** begin Data rows **

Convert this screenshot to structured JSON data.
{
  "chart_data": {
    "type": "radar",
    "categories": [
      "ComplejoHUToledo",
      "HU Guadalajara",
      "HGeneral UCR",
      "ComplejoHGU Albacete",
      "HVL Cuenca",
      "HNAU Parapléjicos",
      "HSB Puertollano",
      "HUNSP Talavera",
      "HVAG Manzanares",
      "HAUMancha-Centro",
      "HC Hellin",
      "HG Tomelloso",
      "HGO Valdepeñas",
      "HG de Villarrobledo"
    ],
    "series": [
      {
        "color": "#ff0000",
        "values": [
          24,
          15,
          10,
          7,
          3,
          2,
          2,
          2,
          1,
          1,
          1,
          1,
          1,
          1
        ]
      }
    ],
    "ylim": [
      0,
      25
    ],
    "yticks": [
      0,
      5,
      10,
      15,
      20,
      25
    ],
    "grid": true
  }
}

** end Data rows **

Write out every record verbatim.

Convert this screenshot to structured JSON data.
{
  "chart_data": {
    "type": "radar",
    "categories": [
      "ComplejoHUToledo",
      "HU Guadalajara",
      "HGeneral UCR",
      "ComplejoHGU Albacete",
      "HVL Cuenca",
      "HNAU Parapléjicos",
      "HSB Puertollano",
      "HUNSP Talavera",
      "HVAG Manzanares",
      "HAUMancha-Centro",
      "HC Hellin",
      "HG Tomelloso",
      "HGO Valdepeñas",
      "HG de Villarrobledo"
    ],
    "series": [
      {
        "color": "#ff0000",
        "values": [
          24,
          15,
          10,
          7,
          3,
          2,
          2,
          2,
          1,
          1,
          1,
          1,
          1,
          1
        ]
      }
    ],
    "ylim": [
      0,
      25
    ],
    "yticks": [
      0,
      5,
      10,
      15,
      20,
      25
    ],
    "grid": true
  }
}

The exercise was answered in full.